What is required> Return a copy of each line that holds the string "JSON".

======== The records

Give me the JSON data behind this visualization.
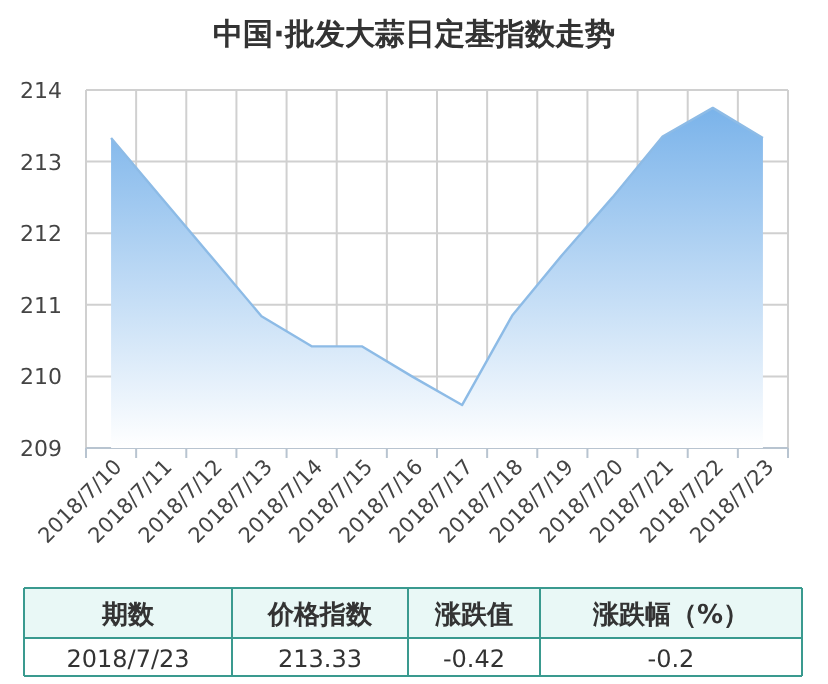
{
  "chart_data": {
    "type": "area",
    "title": "中国·批发大蒜日定基指数走势",
    "categories": [
      "2018/7/10",
      "2018/7/11",
      "2018/7/12",
      "2018/7/13",
      "2018/7/14",
      "2018/7/15",
      "2018/7/16",
      "2018/7/17",
      "2018/7/18",
      "2018/7/19",
      "2018/7/20",
      "2018/7/21",
      "2018/7/22",
      "2018/7/23"
    ],
    "values": [
      213.33,
      212.5,
      211.67,
      210.84,
      210.42,
      210.42,
      210.0,
      209.6,
      210.85,
      211.7,
      212.5,
      213.35,
      213.75,
      213.33
    ],
    "color": "#7ab3ea",
    "ylim": [
      209,
      214
    ],
    "yticks": [
      209,
      210,
      211,
      212,
      213,
      214
    ],
    "grid": true,
    "annotations": [
      "期数",
      "价格指数",
      "涨跌值",
      "涨跌幅（%）",
      "2018/7/23",
      "213.33",
      "-0.42",
      "-0.2"
    ]
  }
}
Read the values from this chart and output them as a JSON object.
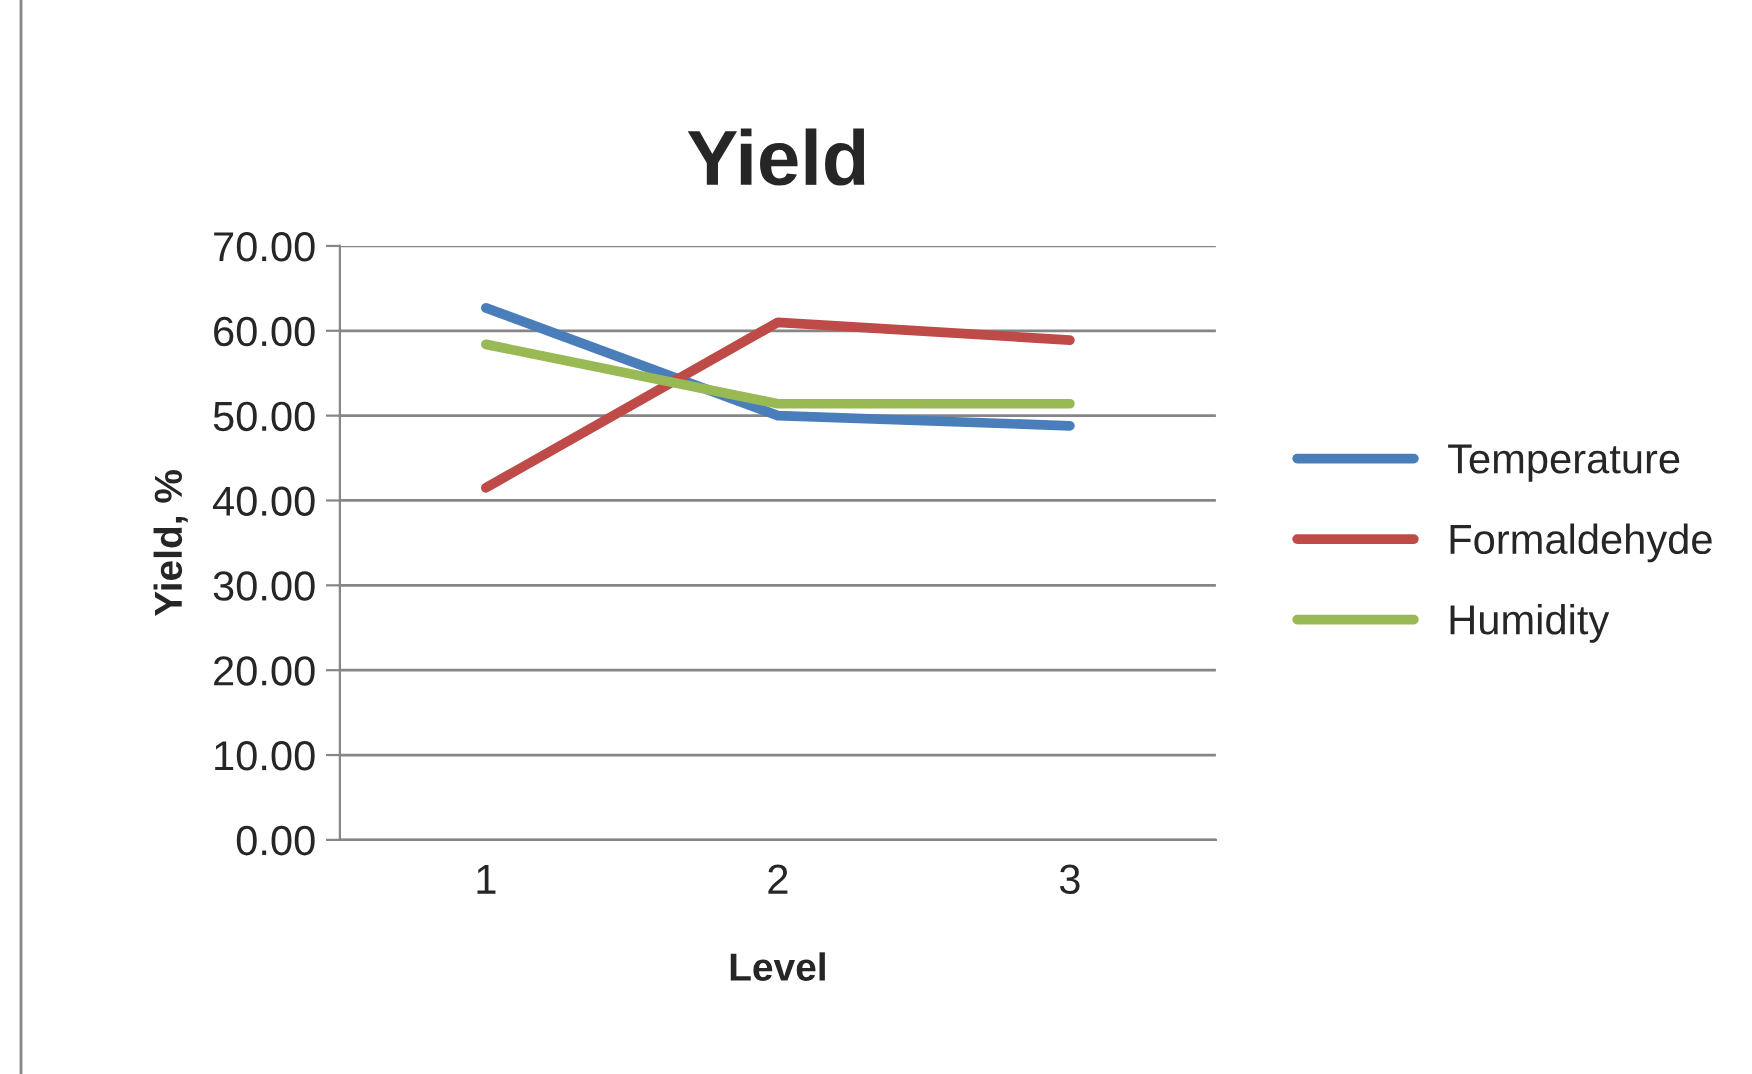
{
  "chart_data": {
    "type": "line",
    "title": "Yield",
    "xlabel": "Level",
    "ylabel": "Yield, %",
    "categories": [
      "1",
      "2",
      "3"
    ],
    "series": [
      {
        "name": "Temperature",
        "color": "#4a7ebb",
        "values": [
          62.7,
          50.0,
          48.8
        ]
      },
      {
        "name": "Formaldehyde",
        "color": "#be4b48",
        "values": [
          41.5,
          61.0,
          58.9
        ]
      },
      {
        "name": "Humidity",
        "color": "#98b954",
        "values": [
          58.4,
          51.4,
          51.4
        ]
      }
    ],
    "ylim": [
      0,
      70
    ],
    "yticks": [
      {
        "value": 0,
        "label": "0.00"
      },
      {
        "value": 10,
        "label": "10.00"
      },
      {
        "value": 20,
        "label": "20.00"
      },
      {
        "value": 30,
        "label": "30.00"
      },
      {
        "value": 40,
        "label": "40.00"
      },
      {
        "value": 50,
        "label": "50.00"
      },
      {
        "value": 60,
        "label": "60.00"
      },
      {
        "value": 70,
        "label": "70.00"
      }
    ],
    "grid": "y",
    "legend": "right",
    "marker": "none",
    "line_style": "solid"
  }
}
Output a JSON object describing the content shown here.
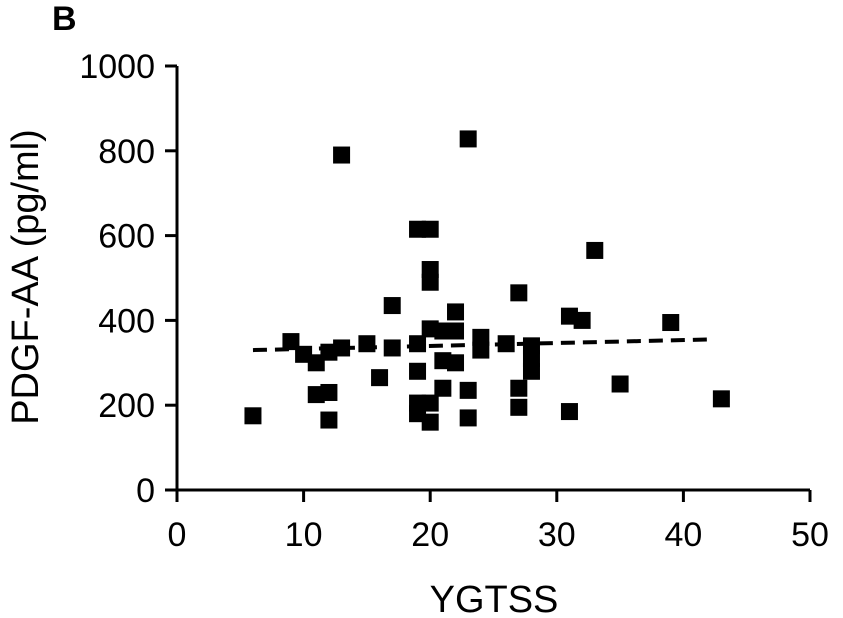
{
  "chart_data": {
    "type": "scatter",
    "panel_label": "B",
    "xlabel": "YGTSS",
    "ylabel": "PDGF-AA (pg/ml)",
    "xlim": [
      0,
      50
    ],
    "ylim": [
      0,
      1000
    ],
    "x_ticks": [
      0,
      10,
      20,
      30,
      40,
      50
    ],
    "y_ticks": [
      0,
      200,
      400,
      600,
      800,
      1000
    ],
    "x_tick_labels": [
      "0",
      "10",
      "20",
      "30",
      "40",
      "50"
    ],
    "y_tick_labels": [
      "0",
      "200",
      "400",
      "600",
      "800",
      "1000"
    ],
    "grid": false,
    "marker_color": "#000000",
    "points": [
      {
        "x": 6,
        "y": 175
      },
      {
        "x": 9,
        "y": 350
      },
      {
        "x": 10,
        "y": 320
      },
      {
        "x": 11,
        "y": 300
      },
      {
        "x": 11,
        "y": 225
      },
      {
        "x": 12,
        "y": 230
      },
      {
        "x": 12,
        "y": 165
      },
      {
        "x": 12,
        "y": 325
      },
      {
        "x": 13,
        "y": 335
      },
      {
        "x": 13,
        "y": 790
      },
      {
        "x": 15,
        "y": 345
      },
      {
        "x": 16,
        "y": 265
      },
      {
        "x": 17,
        "y": 335
      },
      {
        "x": 17,
        "y": 435
      },
      {
        "x": 19,
        "y": 615
      },
      {
        "x": 19,
        "y": 345
      },
      {
        "x": 19,
        "y": 280
      },
      {
        "x": 19,
        "y": 205
      },
      {
        "x": 19,
        "y": 180
      },
      {
        "x": 20,
        "y": 615
      },
      {
        "x": 20,
        "y": 520
      },
      {
        "x": 20,
        "y": 490
      },
      {
        "x": 20,
        "y": 380
      },
      {
        "x": 20,
        "y": 205
      },
      {
        "x": 20,
        "y": 160
      },
      {
        "x": 21,
        "y": 375
      },
      {
        "x": 21,
        "y": 305
      },
      {
        "x": 21,
        "y": 240
      },
      {
        "x": 22,
        "y": 420
      },
      {
        "x": 22,
        "y": 375
      },
      {
        "x": 22,
        "y": 300
      },
      {
        "x": 23,
        "y": 828
      },
      {
        "x": 23,
        "y": 235
      },
      {
        "x": 23,
        "y": 170
      },
      {
        "x": 24,
        "y": 360
      },
      {
        "x": 24,
        "y": 330
      },
      {
        "x": 26,
        "y": 345
      },
      {
        "x": 27,
        "y": 465
      },
      {
        "x": 27,
        "y": 240
      },
      {
        "x": 27,
        "y": 195
      },
      {
        "x": 28,
        "y": 340
      },
      {
        "x": 28,
        "y": 310
      },
      {
        "x": 28,
        "y": 280
      },
      {
        "x": 31,
        "y": 410
      },
      {
        "x": 31,
        "y": 185
      },
      {
        "x": 32,
        "y": 400
      },
      {
        "x": 33,
        "y": 565
      },
      {
        "x": 35,
        "y": 250
      },
      {
        "x": 39,
        "y": 395
      },
      {
        "x": 43,
        "y": 215
      }
    ],
    "trendline": {
      "style": "dashed",
      "x": [
        6,
        42
      ],
      "y": [
        330,
        355
      ]
    }
  }
}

================

Problem solution>
Give me the JSON data behind this visualization.
Read the values from this chart and output them as a JSON object.
Output a JSON object describing the content shown here.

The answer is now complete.